What the task requires
Extract all lines in the data that contain the word "απαραίτητος".

Record extracts

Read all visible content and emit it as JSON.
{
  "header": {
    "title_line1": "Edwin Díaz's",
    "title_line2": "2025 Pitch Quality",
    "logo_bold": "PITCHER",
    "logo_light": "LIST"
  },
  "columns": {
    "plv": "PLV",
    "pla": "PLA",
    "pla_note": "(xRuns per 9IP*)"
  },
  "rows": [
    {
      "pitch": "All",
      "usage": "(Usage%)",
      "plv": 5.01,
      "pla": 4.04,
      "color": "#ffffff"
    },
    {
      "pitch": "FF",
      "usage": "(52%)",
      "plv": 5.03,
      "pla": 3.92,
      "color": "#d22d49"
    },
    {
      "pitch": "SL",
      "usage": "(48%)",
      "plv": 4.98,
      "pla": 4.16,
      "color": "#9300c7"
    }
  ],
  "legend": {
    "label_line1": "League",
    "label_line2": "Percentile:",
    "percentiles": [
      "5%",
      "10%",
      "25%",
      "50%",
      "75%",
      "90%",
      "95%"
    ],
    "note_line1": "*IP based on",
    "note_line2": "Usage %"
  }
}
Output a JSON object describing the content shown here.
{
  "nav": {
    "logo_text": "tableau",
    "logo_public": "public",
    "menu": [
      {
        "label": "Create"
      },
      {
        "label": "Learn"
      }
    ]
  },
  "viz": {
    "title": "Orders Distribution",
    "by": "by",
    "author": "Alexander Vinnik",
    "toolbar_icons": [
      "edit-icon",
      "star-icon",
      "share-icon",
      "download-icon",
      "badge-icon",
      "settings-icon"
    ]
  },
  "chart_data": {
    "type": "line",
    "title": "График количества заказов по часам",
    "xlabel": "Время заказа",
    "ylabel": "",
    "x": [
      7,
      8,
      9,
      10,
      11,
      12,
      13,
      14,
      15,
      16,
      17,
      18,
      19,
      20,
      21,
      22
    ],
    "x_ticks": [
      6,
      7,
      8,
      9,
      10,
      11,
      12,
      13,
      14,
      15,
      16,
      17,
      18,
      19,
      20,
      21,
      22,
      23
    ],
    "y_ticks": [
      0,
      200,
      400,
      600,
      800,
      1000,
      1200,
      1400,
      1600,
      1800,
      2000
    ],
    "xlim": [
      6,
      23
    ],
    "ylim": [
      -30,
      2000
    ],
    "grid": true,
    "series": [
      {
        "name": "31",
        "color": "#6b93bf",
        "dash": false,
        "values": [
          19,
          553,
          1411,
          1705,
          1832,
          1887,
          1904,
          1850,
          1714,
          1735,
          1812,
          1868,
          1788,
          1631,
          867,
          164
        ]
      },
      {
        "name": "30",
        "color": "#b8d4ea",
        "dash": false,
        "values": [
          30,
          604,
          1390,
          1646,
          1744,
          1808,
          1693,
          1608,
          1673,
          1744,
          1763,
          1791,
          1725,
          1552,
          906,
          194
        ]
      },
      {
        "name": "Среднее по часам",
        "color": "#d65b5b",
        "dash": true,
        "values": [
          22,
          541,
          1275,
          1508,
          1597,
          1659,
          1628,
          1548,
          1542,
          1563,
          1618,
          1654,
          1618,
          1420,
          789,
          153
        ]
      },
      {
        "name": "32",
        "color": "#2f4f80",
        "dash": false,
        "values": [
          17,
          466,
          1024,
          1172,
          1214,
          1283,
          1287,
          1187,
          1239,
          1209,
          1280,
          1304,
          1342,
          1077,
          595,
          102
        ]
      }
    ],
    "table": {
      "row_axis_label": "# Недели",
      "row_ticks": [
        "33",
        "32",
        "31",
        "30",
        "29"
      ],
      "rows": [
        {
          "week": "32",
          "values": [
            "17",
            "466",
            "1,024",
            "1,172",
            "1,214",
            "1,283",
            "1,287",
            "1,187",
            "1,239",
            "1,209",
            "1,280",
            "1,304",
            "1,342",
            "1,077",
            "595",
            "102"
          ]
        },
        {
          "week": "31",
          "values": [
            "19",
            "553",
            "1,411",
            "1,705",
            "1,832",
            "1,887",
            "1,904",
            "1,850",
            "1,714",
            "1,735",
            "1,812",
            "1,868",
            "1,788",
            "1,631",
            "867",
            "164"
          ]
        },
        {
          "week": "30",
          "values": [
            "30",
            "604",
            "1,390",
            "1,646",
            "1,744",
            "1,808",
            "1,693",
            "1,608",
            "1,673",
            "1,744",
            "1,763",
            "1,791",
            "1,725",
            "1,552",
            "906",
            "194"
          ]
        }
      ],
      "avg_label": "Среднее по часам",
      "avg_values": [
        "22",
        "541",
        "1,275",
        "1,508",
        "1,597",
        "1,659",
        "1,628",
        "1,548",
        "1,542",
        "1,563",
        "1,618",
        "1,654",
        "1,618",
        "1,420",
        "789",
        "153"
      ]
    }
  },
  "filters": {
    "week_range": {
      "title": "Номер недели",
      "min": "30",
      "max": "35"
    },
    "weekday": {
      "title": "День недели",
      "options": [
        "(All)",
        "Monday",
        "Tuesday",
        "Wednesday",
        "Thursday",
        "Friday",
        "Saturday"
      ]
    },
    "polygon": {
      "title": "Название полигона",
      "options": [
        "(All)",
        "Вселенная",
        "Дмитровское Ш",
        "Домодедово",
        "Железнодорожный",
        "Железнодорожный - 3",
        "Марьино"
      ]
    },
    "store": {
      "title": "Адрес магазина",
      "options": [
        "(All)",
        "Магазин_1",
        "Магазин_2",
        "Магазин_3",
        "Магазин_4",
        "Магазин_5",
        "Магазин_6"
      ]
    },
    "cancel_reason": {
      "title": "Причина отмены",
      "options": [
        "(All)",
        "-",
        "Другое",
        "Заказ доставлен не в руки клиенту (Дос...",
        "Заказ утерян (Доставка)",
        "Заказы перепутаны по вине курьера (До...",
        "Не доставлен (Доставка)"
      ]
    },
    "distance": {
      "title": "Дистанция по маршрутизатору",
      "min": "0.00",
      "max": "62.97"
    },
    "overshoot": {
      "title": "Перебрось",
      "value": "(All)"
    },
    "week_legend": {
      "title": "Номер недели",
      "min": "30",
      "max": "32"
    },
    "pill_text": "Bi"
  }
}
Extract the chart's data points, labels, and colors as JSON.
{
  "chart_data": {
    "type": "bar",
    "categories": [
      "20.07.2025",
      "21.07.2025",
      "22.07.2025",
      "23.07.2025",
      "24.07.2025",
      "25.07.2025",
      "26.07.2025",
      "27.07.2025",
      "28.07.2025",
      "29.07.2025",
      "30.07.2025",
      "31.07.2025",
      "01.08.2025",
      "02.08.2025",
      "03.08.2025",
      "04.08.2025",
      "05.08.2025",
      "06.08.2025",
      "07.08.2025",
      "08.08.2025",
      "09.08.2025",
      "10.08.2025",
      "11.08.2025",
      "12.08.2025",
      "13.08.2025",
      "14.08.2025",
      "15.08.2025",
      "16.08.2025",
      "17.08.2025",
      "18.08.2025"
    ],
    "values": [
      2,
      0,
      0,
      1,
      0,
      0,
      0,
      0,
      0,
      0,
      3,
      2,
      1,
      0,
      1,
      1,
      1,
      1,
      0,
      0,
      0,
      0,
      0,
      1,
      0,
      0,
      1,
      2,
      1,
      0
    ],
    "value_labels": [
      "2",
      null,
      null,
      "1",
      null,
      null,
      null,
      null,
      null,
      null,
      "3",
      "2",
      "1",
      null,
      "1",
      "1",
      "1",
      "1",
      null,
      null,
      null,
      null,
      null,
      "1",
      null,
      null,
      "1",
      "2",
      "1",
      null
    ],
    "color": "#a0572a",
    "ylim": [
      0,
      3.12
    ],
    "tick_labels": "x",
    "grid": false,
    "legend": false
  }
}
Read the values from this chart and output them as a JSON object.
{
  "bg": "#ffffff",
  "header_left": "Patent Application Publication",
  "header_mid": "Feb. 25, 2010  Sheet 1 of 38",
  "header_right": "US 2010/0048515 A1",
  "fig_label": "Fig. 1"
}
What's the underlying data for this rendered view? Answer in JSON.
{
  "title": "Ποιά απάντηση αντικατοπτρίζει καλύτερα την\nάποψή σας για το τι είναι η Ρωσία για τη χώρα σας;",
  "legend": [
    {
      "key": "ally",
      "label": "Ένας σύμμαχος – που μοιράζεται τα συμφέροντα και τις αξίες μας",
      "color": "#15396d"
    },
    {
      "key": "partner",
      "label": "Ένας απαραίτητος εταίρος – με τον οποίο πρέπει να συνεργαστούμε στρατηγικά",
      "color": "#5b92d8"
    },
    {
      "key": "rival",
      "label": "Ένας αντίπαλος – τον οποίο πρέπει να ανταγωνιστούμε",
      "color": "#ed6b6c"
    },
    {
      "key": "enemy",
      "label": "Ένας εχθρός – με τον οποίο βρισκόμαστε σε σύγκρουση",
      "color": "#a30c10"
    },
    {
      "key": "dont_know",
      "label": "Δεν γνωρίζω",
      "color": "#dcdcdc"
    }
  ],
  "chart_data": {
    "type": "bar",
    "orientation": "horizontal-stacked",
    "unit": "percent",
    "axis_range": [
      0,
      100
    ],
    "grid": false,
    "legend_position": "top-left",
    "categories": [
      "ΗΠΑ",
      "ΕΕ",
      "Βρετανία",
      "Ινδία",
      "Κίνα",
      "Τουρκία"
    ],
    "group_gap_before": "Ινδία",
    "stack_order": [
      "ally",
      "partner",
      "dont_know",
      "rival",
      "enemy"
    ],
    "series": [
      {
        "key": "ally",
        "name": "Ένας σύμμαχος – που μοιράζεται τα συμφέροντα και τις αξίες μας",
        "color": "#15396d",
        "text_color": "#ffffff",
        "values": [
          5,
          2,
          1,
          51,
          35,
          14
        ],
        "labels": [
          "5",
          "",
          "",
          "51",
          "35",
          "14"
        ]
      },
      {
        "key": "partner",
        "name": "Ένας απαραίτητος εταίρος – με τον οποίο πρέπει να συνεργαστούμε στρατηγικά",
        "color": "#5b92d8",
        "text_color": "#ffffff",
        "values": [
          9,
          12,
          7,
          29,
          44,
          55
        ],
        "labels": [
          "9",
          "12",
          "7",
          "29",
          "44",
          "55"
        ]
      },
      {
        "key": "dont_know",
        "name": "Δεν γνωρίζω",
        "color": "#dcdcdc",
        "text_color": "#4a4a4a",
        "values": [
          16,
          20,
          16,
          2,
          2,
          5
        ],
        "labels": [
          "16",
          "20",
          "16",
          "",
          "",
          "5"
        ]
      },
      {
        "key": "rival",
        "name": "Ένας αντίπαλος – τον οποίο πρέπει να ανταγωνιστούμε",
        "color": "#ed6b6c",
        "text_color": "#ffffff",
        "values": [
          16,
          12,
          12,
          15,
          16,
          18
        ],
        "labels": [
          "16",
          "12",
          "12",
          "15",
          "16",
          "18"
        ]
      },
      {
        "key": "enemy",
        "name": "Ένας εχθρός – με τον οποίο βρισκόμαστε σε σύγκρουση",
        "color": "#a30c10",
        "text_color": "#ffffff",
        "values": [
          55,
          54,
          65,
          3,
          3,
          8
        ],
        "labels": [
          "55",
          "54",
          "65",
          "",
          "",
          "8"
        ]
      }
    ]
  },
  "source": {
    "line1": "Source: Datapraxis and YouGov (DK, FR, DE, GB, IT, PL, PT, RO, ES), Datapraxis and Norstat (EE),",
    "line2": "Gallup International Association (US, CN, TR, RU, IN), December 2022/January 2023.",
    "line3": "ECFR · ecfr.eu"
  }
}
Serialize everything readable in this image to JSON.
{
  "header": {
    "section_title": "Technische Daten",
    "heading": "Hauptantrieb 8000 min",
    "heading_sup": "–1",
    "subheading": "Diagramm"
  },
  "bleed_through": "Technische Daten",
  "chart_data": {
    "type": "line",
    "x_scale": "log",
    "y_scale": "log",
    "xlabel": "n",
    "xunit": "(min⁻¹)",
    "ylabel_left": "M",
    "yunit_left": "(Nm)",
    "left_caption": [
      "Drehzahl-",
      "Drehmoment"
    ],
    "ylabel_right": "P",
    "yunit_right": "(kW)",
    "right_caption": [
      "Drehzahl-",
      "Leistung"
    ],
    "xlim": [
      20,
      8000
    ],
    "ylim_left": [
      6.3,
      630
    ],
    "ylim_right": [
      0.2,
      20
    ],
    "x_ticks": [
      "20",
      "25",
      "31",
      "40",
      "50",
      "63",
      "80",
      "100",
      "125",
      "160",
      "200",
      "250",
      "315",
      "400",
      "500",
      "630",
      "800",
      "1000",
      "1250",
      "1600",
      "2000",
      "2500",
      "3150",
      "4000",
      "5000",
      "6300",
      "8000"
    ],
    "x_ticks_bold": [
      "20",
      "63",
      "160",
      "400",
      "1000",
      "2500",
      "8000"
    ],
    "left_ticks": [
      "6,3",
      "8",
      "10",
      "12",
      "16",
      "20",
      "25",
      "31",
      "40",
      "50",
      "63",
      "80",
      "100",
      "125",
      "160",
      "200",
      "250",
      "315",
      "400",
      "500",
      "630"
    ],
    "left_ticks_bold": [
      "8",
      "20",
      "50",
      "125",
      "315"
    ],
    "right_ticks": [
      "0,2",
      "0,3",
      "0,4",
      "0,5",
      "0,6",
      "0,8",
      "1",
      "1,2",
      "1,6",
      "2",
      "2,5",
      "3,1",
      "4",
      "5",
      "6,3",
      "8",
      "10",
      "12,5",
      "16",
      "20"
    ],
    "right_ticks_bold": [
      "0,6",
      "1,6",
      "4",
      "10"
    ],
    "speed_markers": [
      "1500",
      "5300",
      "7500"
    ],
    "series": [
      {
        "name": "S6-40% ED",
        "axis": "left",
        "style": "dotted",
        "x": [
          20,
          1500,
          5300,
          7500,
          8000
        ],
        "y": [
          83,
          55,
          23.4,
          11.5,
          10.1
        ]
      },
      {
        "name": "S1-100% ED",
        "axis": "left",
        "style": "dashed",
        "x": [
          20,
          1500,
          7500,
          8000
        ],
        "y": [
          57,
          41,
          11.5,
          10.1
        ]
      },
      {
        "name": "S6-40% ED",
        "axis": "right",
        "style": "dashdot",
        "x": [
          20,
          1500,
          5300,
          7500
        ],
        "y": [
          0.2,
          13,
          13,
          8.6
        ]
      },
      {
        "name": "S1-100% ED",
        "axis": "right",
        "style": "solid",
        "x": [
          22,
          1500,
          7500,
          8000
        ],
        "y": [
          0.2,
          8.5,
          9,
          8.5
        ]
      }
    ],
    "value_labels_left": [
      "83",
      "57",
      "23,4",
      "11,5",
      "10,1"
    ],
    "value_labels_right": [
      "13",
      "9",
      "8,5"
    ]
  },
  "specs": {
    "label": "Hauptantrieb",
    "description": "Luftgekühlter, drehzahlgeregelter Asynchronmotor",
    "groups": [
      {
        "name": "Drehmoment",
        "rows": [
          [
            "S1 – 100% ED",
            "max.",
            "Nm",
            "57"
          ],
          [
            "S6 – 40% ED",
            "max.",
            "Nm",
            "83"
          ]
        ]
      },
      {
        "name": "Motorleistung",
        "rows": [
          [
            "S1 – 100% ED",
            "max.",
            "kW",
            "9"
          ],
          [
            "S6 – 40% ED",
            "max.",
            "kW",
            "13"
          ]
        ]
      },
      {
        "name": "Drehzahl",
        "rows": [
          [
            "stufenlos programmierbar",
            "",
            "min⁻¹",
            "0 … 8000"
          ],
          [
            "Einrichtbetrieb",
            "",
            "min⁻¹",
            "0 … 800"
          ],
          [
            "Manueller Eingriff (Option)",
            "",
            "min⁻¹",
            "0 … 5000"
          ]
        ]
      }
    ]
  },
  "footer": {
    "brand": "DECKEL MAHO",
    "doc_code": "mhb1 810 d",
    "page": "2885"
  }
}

Task answer
      "label": "Ένας απαραίτητος εταίρος – με τον οποίο πρέπει να συνεργαστούμε στρατηγικά",
        "name": "Ένας απαραίτητος εταίρος – με τον οποίο πρέπει να συνεργαστούμε στρατηγικά",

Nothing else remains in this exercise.